* DATA SUPPLIED:
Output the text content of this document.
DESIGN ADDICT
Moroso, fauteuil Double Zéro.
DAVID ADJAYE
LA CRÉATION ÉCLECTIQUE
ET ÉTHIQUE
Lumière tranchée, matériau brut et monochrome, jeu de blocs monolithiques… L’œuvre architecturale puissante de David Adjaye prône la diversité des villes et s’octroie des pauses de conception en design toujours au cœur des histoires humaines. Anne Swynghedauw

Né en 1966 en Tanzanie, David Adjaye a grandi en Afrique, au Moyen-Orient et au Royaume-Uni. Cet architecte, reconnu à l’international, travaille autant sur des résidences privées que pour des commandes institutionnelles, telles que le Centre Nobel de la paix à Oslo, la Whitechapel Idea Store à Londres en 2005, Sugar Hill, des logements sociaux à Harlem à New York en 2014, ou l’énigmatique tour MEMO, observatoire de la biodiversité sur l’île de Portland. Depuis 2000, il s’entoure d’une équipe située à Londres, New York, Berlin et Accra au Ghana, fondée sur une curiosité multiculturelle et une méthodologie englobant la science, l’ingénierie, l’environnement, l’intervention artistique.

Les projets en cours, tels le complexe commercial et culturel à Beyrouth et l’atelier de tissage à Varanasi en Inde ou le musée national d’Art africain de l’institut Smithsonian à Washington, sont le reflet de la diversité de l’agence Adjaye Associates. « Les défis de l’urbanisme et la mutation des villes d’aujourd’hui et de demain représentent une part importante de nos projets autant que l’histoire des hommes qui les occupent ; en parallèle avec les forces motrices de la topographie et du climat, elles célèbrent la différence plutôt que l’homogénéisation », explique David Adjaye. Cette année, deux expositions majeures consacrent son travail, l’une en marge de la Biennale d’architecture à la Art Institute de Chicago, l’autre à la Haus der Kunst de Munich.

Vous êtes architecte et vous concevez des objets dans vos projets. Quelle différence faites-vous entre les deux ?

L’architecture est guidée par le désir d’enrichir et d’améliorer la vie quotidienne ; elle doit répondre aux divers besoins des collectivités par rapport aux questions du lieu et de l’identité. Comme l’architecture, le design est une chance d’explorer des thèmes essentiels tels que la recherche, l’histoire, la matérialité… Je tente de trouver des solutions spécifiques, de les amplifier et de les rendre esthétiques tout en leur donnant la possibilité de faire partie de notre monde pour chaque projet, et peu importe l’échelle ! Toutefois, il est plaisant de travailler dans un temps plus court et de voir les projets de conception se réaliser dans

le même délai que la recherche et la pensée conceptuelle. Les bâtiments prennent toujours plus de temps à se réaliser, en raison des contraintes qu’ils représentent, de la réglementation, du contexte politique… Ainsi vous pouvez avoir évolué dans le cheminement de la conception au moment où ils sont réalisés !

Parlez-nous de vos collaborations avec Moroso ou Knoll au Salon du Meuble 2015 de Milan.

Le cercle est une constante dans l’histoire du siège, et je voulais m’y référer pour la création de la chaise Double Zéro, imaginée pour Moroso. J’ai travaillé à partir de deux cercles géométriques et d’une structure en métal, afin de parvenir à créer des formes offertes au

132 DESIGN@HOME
...
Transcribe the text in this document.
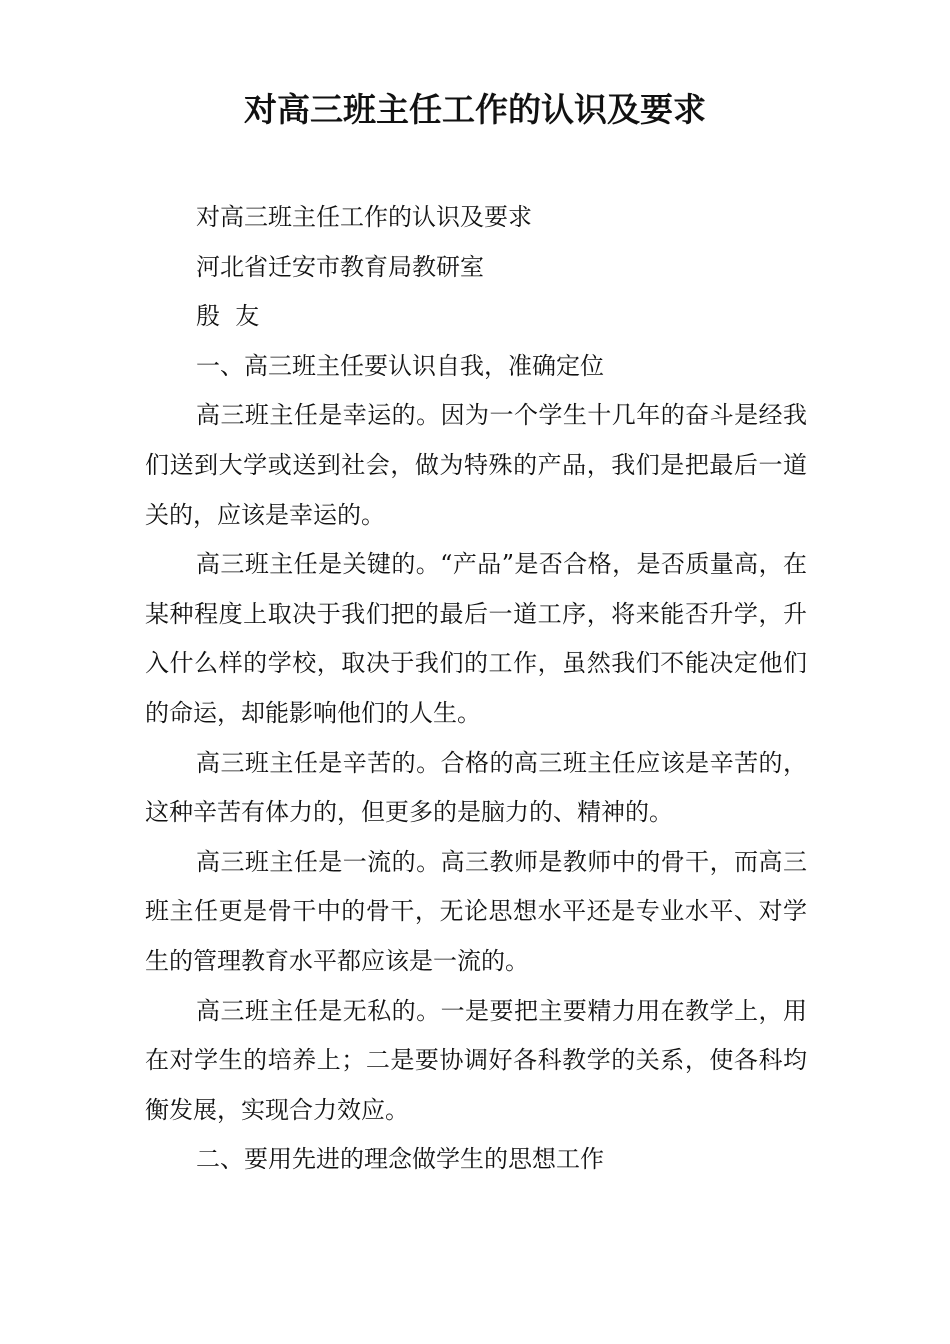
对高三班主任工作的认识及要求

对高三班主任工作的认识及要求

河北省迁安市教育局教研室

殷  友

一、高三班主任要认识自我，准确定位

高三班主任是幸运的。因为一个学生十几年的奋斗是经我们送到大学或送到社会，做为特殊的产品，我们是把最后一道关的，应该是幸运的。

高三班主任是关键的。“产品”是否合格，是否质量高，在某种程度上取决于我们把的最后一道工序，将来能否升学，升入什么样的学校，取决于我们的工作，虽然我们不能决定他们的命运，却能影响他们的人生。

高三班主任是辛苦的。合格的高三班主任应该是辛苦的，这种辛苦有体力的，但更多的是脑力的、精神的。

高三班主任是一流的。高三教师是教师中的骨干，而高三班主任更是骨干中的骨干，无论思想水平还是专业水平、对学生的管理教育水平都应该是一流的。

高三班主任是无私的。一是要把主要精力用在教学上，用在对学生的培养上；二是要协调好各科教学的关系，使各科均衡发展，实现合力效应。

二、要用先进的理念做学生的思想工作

* GIVEN PROBLEM: Locate the lines above that contain "toujours" and copy them.

* TASK ANSWER:
Lumière tranchée, matériau brut et monochrome, jeu de blocs monolithiques… L’œuvre architecturale puissante de David Adjaye prône la diversité des villes et s’octroie des pauses de conception en design toujours au cœur des histoires humaines. Anne Swynghedauw
le même délai que la recherche et la pensée conceptuelle. Les bâtiments prennent toujours plus de temps à se réaliser, en raison des contraintes qu’ils représentent, de la réglementation, du contexte politique… Ainsi vous pouvez avoir évolué dans le cheminement de la conception au moment où ils sont réalisés !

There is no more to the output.